──────── Records for this task ────────

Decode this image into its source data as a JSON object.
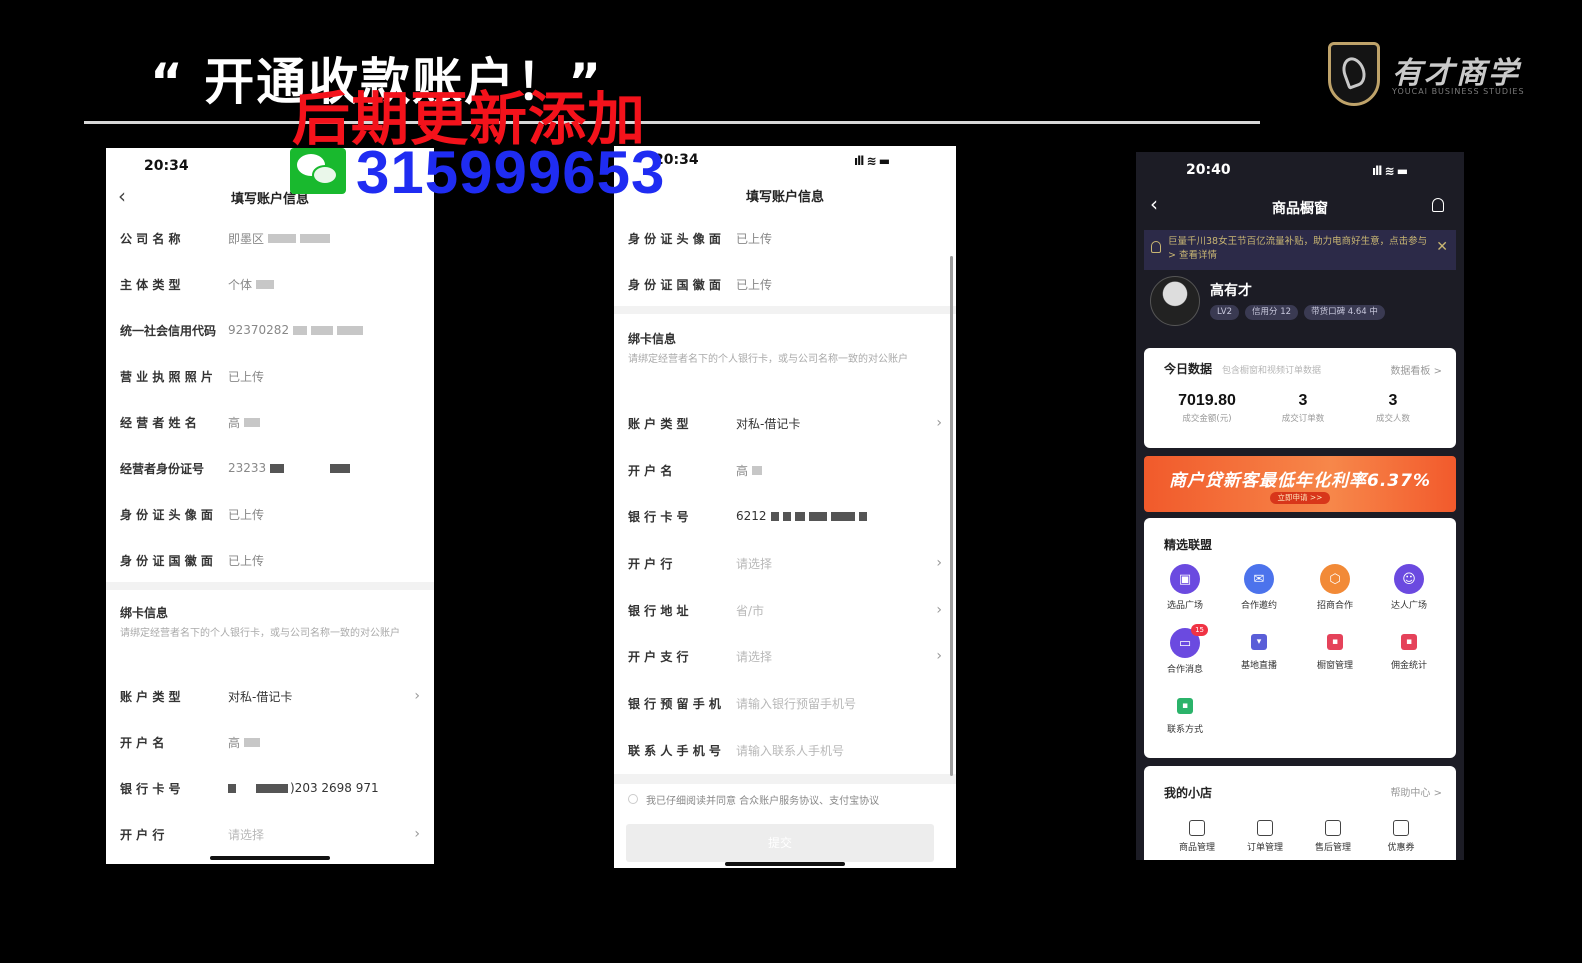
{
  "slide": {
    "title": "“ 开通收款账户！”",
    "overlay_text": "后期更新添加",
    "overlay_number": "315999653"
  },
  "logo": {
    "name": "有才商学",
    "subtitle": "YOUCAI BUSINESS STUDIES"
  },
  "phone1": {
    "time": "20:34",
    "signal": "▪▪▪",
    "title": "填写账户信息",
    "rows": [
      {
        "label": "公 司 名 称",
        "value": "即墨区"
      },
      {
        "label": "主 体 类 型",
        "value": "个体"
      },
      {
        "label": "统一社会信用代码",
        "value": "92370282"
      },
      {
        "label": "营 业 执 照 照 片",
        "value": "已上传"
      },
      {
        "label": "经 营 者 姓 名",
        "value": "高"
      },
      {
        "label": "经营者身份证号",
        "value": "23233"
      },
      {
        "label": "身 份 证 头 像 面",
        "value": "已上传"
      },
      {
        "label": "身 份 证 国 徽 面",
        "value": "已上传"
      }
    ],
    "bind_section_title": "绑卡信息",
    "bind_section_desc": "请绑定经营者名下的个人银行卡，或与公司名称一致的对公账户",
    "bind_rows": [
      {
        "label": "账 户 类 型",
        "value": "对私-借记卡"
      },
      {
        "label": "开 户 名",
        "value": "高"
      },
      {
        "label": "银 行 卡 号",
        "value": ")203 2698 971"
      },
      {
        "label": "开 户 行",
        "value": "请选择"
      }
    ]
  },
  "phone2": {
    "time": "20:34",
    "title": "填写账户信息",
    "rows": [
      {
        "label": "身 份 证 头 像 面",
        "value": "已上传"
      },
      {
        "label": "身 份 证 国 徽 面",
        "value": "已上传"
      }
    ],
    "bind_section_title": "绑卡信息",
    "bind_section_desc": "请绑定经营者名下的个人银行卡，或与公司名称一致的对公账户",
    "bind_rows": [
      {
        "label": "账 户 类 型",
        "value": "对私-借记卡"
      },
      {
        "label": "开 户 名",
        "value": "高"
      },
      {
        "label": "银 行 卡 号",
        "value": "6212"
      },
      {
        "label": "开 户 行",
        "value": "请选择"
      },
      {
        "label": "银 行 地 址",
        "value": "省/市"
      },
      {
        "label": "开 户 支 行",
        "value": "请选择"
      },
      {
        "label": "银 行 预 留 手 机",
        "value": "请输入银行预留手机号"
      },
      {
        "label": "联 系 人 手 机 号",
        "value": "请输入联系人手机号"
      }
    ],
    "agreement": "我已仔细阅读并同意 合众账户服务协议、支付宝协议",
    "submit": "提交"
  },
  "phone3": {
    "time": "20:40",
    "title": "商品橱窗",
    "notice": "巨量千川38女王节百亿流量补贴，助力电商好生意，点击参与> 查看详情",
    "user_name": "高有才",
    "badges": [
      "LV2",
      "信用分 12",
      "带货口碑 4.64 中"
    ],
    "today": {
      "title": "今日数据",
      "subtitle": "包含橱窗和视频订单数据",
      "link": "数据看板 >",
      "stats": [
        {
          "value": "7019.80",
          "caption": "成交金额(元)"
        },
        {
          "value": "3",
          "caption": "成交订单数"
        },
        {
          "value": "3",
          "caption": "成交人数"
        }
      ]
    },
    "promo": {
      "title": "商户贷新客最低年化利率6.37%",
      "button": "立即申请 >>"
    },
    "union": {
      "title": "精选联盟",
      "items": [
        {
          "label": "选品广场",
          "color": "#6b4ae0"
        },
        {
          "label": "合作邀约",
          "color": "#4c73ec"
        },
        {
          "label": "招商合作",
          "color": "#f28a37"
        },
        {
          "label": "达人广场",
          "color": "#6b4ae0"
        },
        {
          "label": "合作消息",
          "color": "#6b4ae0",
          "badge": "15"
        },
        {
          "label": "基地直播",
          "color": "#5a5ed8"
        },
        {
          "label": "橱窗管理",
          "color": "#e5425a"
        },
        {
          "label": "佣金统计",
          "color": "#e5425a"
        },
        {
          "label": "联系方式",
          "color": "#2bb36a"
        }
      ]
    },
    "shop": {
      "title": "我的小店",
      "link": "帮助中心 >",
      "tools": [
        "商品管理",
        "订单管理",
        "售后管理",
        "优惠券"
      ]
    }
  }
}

────────
──────── Records for this task ────────

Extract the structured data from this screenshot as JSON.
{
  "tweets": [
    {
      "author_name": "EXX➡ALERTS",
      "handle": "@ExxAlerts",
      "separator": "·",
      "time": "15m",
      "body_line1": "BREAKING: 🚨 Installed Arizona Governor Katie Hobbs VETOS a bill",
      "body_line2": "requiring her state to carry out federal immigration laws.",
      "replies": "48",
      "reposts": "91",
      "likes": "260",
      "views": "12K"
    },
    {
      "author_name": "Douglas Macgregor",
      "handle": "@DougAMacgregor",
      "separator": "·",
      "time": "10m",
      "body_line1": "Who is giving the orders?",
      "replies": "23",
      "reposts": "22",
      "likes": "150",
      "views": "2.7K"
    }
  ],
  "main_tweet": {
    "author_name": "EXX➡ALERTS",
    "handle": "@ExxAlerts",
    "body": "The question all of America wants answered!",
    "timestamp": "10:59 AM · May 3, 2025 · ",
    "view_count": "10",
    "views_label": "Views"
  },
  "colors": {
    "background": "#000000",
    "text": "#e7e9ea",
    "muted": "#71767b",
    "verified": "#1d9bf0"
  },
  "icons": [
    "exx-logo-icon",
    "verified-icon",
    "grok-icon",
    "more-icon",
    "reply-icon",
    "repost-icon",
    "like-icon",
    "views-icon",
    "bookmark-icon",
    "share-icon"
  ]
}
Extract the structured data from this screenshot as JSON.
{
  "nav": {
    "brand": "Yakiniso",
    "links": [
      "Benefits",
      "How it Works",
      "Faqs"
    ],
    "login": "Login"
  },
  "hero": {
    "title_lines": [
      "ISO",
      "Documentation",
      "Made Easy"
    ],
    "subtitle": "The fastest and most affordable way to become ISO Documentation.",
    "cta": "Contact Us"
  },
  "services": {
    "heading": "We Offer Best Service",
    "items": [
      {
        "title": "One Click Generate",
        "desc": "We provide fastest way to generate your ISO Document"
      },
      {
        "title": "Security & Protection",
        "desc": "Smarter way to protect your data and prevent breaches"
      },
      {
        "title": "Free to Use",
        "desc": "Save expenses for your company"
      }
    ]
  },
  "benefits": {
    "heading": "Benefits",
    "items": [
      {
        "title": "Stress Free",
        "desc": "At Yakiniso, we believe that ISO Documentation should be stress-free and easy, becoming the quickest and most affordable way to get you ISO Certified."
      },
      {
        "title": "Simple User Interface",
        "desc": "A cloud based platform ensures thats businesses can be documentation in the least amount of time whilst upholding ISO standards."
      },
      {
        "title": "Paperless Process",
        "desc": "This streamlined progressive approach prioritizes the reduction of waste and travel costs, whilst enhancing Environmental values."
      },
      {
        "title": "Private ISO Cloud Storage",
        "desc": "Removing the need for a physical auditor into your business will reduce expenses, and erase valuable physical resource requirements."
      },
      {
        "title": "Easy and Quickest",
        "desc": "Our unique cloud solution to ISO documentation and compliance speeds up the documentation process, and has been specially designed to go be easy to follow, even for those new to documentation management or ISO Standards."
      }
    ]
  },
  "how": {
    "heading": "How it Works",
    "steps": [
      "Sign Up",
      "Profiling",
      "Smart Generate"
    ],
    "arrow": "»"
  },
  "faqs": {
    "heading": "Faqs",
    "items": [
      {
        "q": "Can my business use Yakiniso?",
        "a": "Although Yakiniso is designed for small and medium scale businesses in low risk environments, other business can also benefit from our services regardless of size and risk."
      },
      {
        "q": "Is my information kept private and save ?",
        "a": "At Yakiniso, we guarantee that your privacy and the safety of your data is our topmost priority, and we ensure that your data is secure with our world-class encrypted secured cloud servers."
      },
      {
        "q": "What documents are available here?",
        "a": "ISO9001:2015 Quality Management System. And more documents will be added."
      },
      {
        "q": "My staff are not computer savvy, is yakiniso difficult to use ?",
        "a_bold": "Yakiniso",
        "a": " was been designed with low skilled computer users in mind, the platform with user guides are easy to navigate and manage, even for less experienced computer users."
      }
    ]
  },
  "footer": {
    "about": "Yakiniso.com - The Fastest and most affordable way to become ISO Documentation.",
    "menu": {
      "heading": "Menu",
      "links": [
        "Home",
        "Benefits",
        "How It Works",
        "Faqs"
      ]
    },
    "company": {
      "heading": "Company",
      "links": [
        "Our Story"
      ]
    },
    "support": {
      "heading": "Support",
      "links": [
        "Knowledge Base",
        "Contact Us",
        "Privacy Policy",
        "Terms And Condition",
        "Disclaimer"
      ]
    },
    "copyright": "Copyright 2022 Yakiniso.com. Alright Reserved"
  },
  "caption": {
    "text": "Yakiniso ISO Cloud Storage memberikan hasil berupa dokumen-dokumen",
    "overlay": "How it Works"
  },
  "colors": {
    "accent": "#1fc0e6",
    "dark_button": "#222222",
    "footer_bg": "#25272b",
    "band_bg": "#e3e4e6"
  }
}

────────
──────── Records for this task ────────

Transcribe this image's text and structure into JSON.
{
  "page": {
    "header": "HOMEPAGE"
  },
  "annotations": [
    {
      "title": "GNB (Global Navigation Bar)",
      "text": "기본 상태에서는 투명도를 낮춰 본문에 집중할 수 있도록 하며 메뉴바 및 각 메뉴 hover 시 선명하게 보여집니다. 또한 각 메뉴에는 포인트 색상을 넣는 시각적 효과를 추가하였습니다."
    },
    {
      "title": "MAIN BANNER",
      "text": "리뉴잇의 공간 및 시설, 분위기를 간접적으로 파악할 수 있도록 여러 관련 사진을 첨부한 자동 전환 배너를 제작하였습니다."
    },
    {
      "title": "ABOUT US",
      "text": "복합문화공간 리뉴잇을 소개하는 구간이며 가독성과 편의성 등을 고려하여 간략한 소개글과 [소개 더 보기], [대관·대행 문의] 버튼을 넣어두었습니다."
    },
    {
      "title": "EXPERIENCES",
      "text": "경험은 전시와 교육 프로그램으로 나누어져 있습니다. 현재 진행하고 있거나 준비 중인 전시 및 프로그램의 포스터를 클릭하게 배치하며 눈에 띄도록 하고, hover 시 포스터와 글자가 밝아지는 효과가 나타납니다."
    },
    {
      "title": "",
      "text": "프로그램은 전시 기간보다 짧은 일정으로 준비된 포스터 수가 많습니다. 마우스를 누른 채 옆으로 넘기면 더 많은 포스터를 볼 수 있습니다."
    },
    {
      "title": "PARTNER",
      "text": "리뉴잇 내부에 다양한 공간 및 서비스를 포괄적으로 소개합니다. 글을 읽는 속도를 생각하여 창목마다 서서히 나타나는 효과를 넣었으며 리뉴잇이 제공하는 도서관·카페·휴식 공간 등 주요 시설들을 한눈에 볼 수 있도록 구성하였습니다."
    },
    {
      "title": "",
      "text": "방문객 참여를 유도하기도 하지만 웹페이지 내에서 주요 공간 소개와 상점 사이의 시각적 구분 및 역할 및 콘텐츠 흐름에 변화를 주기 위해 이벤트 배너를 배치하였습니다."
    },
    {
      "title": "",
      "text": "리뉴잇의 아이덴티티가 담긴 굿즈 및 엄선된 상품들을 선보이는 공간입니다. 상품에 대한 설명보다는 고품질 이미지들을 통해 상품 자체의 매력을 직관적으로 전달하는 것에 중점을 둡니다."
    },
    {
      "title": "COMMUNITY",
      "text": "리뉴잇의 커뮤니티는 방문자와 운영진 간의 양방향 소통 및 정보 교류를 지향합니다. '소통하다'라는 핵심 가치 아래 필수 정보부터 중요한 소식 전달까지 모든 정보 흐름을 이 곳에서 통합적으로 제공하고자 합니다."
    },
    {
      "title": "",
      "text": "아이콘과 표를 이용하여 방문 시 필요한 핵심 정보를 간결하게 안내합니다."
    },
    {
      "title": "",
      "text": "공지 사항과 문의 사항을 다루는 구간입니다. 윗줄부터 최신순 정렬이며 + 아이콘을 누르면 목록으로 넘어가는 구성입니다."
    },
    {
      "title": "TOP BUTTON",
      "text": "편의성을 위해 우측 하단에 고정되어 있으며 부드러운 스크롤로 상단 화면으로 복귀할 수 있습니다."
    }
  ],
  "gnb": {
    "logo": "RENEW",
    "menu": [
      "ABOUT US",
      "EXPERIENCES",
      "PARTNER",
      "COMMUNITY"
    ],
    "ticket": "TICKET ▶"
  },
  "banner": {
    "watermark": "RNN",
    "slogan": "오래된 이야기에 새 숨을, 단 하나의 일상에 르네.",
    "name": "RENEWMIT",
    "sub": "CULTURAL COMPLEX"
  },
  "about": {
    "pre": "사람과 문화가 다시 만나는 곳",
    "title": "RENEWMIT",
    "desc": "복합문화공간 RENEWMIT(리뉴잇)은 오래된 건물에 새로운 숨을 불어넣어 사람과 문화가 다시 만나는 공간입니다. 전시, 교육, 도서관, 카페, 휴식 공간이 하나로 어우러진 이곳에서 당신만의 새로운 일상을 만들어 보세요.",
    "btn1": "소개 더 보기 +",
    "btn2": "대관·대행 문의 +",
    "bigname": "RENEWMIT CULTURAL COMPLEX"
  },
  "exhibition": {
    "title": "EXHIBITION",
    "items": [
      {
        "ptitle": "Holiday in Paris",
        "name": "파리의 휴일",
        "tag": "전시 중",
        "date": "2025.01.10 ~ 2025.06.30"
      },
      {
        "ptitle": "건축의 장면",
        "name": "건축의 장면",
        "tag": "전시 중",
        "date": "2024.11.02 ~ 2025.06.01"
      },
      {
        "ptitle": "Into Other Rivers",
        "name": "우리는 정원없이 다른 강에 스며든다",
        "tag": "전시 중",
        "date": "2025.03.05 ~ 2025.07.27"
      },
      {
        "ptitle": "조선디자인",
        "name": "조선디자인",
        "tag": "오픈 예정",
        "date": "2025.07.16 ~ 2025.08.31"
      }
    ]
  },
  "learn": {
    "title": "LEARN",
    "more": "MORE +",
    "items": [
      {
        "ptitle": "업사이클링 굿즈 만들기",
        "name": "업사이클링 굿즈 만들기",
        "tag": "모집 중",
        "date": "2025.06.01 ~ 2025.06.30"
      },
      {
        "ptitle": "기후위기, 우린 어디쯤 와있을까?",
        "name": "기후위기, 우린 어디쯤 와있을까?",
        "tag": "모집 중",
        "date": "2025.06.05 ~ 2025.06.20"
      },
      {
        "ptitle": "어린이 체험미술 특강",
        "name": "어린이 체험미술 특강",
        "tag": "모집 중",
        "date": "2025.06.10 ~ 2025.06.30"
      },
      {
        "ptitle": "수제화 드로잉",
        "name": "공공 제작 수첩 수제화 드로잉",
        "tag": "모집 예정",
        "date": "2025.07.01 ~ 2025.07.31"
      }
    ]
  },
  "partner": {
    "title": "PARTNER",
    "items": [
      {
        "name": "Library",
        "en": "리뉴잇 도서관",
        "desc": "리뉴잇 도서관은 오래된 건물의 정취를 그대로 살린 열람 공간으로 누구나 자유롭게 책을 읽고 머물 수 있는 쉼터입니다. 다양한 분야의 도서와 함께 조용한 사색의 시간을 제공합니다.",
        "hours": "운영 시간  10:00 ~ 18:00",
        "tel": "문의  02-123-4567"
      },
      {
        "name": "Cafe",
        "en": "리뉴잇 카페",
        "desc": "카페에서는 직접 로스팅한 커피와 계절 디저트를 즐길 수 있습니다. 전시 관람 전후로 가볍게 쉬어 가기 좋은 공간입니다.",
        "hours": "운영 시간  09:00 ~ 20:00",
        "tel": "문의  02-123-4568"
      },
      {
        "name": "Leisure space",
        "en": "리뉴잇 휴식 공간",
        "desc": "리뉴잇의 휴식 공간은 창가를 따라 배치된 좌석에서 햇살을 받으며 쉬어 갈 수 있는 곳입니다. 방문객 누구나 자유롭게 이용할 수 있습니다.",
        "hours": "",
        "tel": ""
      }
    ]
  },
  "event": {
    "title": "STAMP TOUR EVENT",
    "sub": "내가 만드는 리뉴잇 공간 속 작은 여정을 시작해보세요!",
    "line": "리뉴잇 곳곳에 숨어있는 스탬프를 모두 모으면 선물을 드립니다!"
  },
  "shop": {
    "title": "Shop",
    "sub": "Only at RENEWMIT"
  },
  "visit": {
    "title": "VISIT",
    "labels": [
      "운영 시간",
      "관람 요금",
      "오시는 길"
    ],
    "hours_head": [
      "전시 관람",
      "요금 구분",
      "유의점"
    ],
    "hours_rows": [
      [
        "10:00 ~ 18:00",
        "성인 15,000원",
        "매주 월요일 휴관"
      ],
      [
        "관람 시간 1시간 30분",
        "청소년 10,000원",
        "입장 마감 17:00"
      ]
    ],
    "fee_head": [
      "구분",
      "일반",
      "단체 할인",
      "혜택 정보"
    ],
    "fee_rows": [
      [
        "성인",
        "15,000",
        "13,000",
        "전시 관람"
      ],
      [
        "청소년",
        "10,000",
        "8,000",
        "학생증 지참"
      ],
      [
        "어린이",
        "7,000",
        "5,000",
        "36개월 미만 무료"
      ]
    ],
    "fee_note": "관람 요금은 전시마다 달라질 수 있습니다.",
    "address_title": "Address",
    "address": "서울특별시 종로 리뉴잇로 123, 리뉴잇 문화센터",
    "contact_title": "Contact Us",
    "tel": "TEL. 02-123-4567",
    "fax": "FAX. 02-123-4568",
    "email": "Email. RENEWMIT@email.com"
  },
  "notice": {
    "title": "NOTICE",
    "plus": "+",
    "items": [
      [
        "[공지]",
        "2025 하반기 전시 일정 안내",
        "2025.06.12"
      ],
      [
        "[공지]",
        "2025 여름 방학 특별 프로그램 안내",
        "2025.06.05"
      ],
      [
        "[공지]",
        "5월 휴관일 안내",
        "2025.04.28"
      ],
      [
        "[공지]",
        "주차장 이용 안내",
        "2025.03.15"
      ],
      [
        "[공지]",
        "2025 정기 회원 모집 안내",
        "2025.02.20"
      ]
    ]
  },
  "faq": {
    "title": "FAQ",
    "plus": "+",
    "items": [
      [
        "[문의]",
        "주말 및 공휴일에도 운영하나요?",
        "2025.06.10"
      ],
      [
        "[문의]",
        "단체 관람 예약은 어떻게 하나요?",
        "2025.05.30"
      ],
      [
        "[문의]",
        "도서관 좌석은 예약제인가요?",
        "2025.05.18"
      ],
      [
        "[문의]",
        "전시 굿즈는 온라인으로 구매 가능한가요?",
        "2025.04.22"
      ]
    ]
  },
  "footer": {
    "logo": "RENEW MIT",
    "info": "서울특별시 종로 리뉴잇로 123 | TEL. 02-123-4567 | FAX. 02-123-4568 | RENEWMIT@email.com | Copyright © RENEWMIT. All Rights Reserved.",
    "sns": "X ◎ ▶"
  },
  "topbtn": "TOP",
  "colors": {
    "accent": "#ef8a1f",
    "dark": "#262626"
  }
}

────────

What the exercise asks:
Above are entries; state the number of lines among them that contain "ptitle", and nothing else.

Written answer:
8